→ **WORK INSTRUCTIONS**: Without skipping anything, write out each record below exactly.
• • • • •
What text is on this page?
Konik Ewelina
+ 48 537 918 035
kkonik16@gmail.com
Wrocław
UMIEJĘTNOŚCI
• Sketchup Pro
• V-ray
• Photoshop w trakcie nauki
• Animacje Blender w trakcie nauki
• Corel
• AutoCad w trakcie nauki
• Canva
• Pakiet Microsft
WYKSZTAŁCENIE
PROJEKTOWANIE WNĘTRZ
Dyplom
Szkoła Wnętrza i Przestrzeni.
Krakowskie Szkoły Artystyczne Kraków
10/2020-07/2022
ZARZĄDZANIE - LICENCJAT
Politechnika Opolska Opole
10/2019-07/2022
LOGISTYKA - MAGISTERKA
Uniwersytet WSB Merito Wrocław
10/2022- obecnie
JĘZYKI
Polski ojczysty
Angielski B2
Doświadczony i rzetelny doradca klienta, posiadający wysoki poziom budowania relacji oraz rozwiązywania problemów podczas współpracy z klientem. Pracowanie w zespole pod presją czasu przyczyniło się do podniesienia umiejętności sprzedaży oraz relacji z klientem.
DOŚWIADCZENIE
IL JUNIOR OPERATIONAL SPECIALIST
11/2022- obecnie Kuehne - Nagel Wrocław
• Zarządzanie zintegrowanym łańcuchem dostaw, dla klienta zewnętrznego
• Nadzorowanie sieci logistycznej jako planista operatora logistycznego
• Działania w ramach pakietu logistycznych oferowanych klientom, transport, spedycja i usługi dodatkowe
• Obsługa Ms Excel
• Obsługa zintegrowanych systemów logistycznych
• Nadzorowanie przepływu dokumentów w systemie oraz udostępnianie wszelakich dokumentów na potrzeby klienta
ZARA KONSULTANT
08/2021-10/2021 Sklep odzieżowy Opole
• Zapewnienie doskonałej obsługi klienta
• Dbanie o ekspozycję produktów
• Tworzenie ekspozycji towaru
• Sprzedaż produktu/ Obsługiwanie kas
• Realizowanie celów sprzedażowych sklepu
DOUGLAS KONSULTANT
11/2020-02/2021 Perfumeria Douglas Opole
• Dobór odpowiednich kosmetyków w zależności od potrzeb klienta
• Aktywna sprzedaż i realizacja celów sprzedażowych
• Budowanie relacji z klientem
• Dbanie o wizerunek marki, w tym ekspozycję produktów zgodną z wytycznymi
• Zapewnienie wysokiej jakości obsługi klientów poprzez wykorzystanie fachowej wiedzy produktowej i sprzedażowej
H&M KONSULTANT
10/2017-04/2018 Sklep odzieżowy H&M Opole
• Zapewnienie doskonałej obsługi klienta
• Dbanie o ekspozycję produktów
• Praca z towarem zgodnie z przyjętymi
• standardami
• • • • •
→ **SOLUTION TO THE EXERCISE**:
What text is on this page?
Konik Ewelina
+ 48 537 918 035
kkonik16@gmail.com
Wrocław
UMIEJĘTNOŚCI
• Sketchup Pro
• V-ray
• Photoshop w trakcie nauki
• Animacje Blender w trakcie nauki
• Corel
• AutoCad w trakcie nauki
• Canva
• Pakiet Microsft
WYKSZTAŁCENIE
PROJEKTOWANIE WNĘTRZ
Dyplom
Szkoła Wnętrza i Przestrzeni.
Krakowskie Szkoły Artystyczne Kraków
10/2020-07/2022
ZARZĄDZANIE - LICENCJAT
Politechnika Opolska Opole
10/2019-07/2022
LOGISTYKA - MAGISTERKA
Uniwersytet WSB Merito Wrocław
10/2022- obecnie
JĘZYKI
Polski ojczysty
Angielski B2
Doświadczony i rzetelny doradca klienta, posiadający wysoki poziom budowania relacji oraz rozwiązywania problemów podczas współpracy z klientem. Pracowanie w zespole pod presją czasu przyczyniło się do podniesienia umiejętności sprzedaży oraz relacji z klientem.
DOŚWIADCZENIE
IL JUNIOR OPERATIONAL SPECIALIST
11/2022- obecnie Kuehne - Nagel Wrocław
• Zarządzanie zintegrowanym łańcuchem dostaw, dla klienta zewnętrznego
• Nadzorowanie sieci logistycznej jako planista operatora logistycznego
• Działania w ramach pakietu logistycznych oferowanych klientom, transport, spedycja i usługi dodatkowe
• Obsługa Ms Excel
• Obsługa zintegrowanych systemów logistycznych
• Nadzorowanie przepływu dokumentów w systemie oraz udostępnianie wszelakich dokumentów na potrzeby klienta
ZARA KONSULTANT
08/2021-10/2021 Sklep odzieżowy Opole
• Zapewnienie doskonałej obsługi klienta
• Dbanie o ekspozycję produktów
• Tworzenie ekspozycji towaru
• Sprzedaż produktu/ Obsługiwanie kas
• Realizowanie celów sprzedażowych sklepu
DOUGLAS KONSULTANT
11/2020-02/2021 Perfumeria Douglas Opole
• Dobór odpowiednich kosmetyków w zależności od potrzeb klienta
• Aktywna sprzedaż i realizacja celów sprzedażowych
• Budowanie relacji z klientem
• Dbanie o wizerunek marki, w tym ekspozycję produktów zgodną z wytycznymi
• Zapewnienie wysokiej jakości obsługi klientów poprzez wykorzystanie fachowej wiedzy produktowej i sprzedażowej
H&M KONSULTANT
10/2017-04/2018 Sklep odzieżowy H&M Opole
• Zapewnienie doskonałej obsługi klienta
• Dbanie o ekspozycję produktów
• Praca z towarem zgodnie z przyjętymi
• standardami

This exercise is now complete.